[Start of THE INPUT]

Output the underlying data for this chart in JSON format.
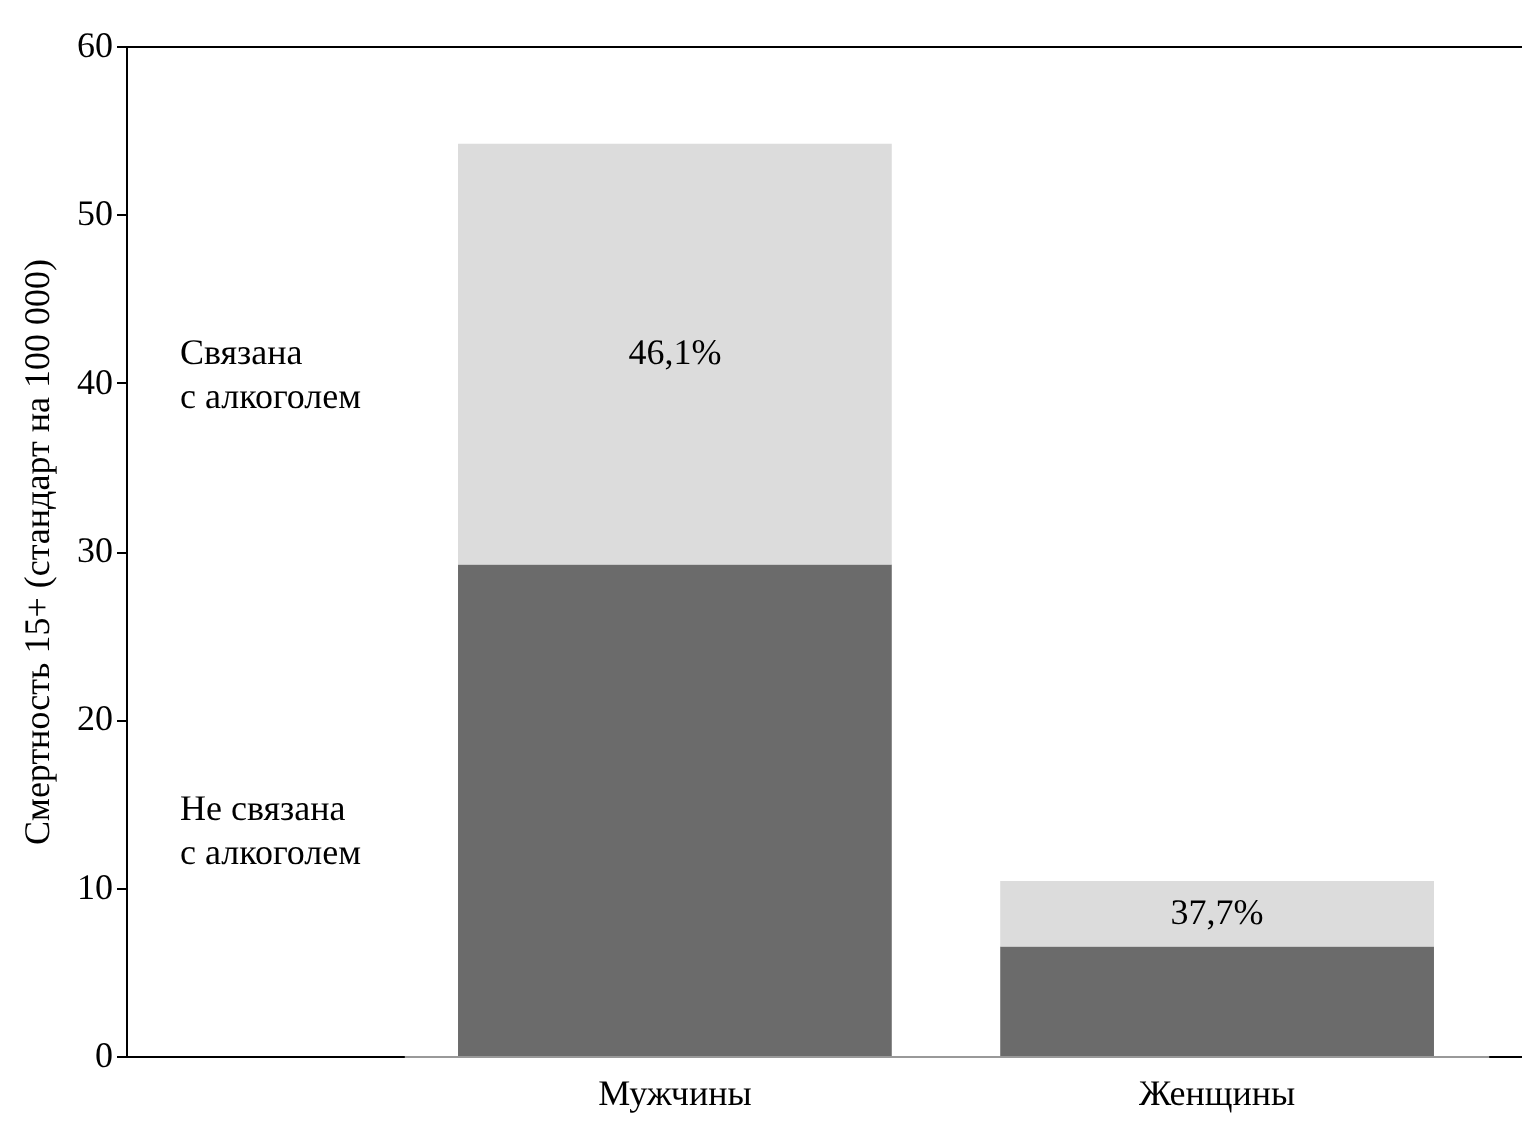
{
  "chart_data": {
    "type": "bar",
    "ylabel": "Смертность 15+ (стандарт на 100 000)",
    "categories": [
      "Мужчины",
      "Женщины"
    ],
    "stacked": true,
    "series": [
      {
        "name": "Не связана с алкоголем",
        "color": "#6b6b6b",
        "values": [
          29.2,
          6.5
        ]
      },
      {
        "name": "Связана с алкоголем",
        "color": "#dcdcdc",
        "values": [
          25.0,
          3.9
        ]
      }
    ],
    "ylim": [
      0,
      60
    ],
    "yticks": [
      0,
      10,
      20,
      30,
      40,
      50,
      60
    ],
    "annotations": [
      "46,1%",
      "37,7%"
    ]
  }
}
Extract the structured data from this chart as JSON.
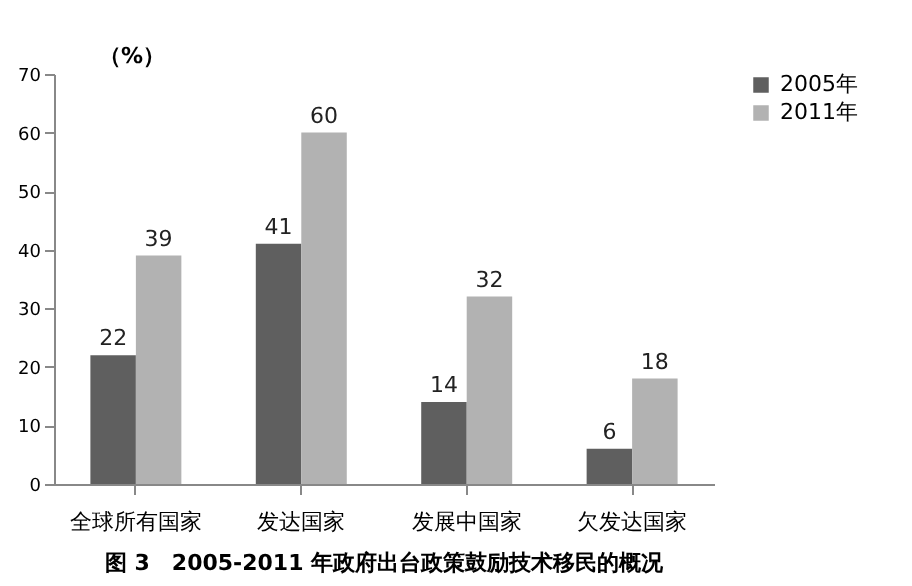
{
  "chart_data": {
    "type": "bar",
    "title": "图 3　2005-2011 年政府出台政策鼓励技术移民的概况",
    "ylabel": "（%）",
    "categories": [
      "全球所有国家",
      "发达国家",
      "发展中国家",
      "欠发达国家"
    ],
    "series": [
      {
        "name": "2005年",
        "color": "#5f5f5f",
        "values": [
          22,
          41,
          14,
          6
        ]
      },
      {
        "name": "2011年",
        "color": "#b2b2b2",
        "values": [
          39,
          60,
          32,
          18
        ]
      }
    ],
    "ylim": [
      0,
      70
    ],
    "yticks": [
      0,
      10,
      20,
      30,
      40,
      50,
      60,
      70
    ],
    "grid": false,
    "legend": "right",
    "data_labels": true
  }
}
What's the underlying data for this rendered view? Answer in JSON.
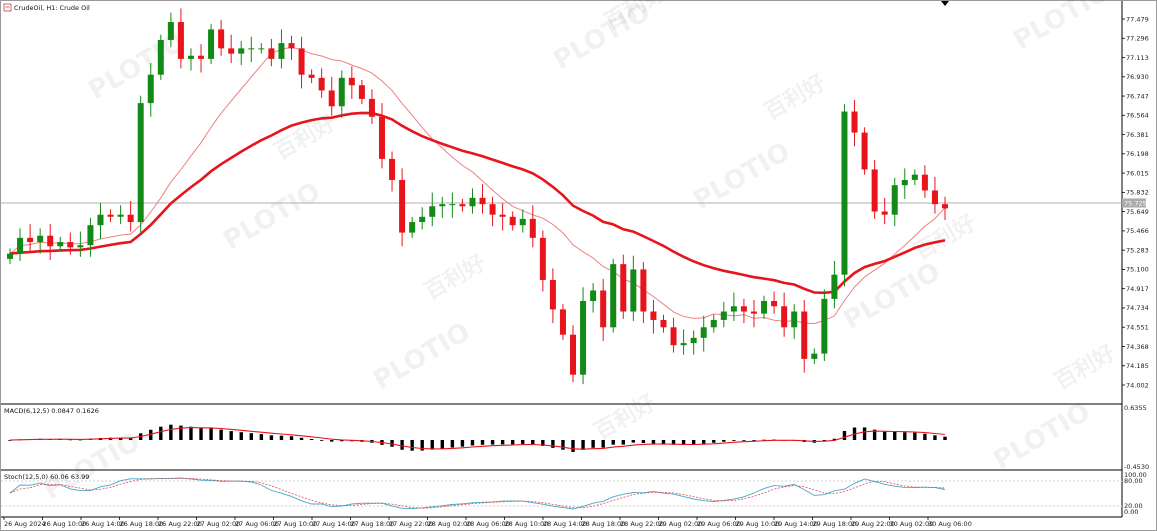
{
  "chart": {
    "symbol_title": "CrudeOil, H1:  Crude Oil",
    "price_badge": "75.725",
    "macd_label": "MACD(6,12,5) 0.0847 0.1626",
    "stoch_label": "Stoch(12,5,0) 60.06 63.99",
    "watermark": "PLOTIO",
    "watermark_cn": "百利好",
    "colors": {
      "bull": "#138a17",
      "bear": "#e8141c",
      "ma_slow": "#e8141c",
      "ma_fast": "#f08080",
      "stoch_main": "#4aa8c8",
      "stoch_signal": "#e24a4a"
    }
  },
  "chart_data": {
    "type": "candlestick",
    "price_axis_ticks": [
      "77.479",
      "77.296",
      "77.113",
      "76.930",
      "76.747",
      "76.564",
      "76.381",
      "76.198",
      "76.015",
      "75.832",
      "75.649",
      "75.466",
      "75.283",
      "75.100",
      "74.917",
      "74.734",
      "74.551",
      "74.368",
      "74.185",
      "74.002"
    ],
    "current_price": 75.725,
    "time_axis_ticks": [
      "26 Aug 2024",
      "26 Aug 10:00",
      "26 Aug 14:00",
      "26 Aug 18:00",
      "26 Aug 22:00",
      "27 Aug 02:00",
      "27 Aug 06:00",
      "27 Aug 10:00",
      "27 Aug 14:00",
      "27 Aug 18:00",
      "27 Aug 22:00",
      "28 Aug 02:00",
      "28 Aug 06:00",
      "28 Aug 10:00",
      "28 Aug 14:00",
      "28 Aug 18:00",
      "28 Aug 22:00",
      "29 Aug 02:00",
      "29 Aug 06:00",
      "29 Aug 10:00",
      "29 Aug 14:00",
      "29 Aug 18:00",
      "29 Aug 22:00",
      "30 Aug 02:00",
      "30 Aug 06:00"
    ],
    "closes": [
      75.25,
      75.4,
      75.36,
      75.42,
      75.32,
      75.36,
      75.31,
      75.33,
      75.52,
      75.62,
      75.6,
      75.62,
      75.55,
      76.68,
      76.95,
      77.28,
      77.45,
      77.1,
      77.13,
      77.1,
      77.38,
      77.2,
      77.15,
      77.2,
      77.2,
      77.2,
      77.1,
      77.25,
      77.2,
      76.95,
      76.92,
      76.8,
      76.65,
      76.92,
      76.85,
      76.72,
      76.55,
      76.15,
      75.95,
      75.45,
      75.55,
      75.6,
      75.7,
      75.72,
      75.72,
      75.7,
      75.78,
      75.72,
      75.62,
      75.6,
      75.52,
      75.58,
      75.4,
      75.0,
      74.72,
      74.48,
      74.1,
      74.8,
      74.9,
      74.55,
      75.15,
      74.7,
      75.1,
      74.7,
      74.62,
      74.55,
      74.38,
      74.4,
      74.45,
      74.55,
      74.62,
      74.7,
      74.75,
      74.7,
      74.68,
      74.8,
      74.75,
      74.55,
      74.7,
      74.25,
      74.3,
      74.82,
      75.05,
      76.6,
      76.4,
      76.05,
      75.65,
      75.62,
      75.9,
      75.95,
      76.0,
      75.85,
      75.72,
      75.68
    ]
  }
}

[End of THE INPUT]

Write out all the records again, exactly, minus any pictures.

Output the underlying data for this chart in JSON format.
{
  "chart_data": {
    "type": "bar",
    "ylabel": "Смертность 15+ (стандарт на 100 000)",
    "categories": [
      "Мужчины",
      "Женщины"
    ],
    "stacked": true,
    "series": [
      {
        "name": "Не связана с алкоголем",
        "color": "#6b6b6b",
        "values": [
          29.2,
          6.5
        ]
      },
      {
        "name": "Связана с алкоголем",
        "color": "#dcdcdc",
        "values": [
          25.0,
          3.9
        ]
      }
    ],
    "ylim": [
      0,
      60
    ],
    "yticks": [
      0,
      10,
      20,
      30,
      40,
      50,
      60
    ],
    "annotations": [
      "46,1%",
      "37,7%"
    ]
  }
}
Extract the structured data from this chart as JSON.
{
  "chart_data": {
    "type": "bar",
    "title": "图 3　2005-2011 年政府出台政策鼓励技术移民的概况",
    "ylabel": "（%）",
    "categories": [
      "全球所有国家",
      "发达国家",
      "发展中国家",
      "欠发达国家"
    ],
    "series": [
      {
        "name": "2005年",
        "color": "#5f5f5f",
        "values": [
          22,
          41,
          14,
          6
        ]
      },
      {
        "name": "2011年",
        "color": "#b2b2b2",
        "values": [
          39,
          60,
          32,
          18
        ]
      }
    ],
    "ylim": [
      0,
      70
    ],
    "yticks": [
      0,
      10,
      20,
      30,
      40,
      50,
      60,
      70
    ],
    "grid": false,
    "legend": "right",
    "data_labels": true
  }
}
What's the underlying data for this rendered view? Answer in JSON.
{
  "chart": {
    "symbol_title": "CrudeOil, H1:  Crude Oil",
    "price_badge": "75.725",
    "macd_label": "MACD(6,12,5) 0.0847 0.1626",
    "stoch_label": "Stoch(12,5,0) 60.06 63.99",
    "watermark": "PLOTIO",
    "watermark_cn": "百利好",
    "colors": {
      "bull": "#138a17",
      "bear": "#e8141c",
      "ma_slow": "#e8141c",
      "ma_fast": "#f08080",
      "stoch_main": "#4aa8c8",
      "stoch_signal": "#e24a4a"
    }
  },
  "chart_data": {
    "type": "candlestick",
    "price_axis_ticks": [
      "77.479",
      "77.296",
      "77.113",
      "76.930",
      "76.747",
      "76.564",
      "76.381",
      "76.198",
      "76.015",
      "75.832",
      "75.649",
      "75.466",
      "75.283",
      "75.100",
      "74.917",
      "74.734",
      "74.551",
      "74.368",
      "74.185",
      "74.002"
    ],
    "current_price": 75.725,
    "time_axis_ticks": [
      "26 Aug 2024",
      "26 Aug 10:00",
      "26 Aug 14:00",
      "26 Aug 18:00",
      "26 Aug 22:00",
      "27 Aug 02:00",
      "27 Aug 06:00",
      "27 Aug 10:00",
      "27 Aug 14:00",
      "27 Aug 18:00",
      "27 Aug 22:00",
      "28 Aug 02:00",
      "28 Aug 06:00",
      "28 Aug 10:00",
      "28 Aug 14:00",
      "28 Aug 18:00",
      "28 Aug 22:00",
      "29 Aug 02:00",
      "29 Aug 06:00",
      "29 Aug 10:00",
      "29 Aug 14:00",
      "29 Aug 18:00",
      "29 Aug 22:00",
      "30 Aug 02:00",
      "30 Aug 06:00"
    ],
    "closes": [
      75.25,
      75.4,
      75.36,
      75.42,
      75.32,
      75.36,
      75.31,
      75.33,
      75.52,
      75.62,
      75.6,
      75.62,
      75.55,
      76.68,
      76.95,
      77.28,
      77.45,
      77.1,
      77.13,
      77.1,
      77.38,
      77.2,
      77.15,
      77.2,
      77.2,
      77.2,
      77.1,
      77.25,
      77.2,
      76.95,
      76.92,
      76.8,
      76.65,
      76.92,
      76.85,
      76.72,
      76.55,
      76.15,
      75.95,
      75.45,
      75.55,
      75.6,
      75.7,
      75.72,
      75.72,
      75.7,
      75.78,
      75.72,
      75.62,
      75.6,
      75.52,
      75.58,
      75.4,
      75.0,
      74.72,
      74.48,
      74.1,
      74.8,
      74.9,
      74.55,
      75.15,
      74.7,
      75.1,
      74.7,
      74.62,
      74.55,
      74.38,
      74.4,
      74.45,
      74.55,
      74.62,
      74.7,
      74.75,
      74.7,
      74.68,
      74.8,
      74.75,
      74.55,
      74.7,
      74.25,
      74.3,
      74.82,
      75.05,
      76.6,
      76.4,
      76.05,
      75.65,
      75.62,
      75.9,
      75.95,
      76.0,
      75.85,
      75.72,
      75.68
    ]
  }
}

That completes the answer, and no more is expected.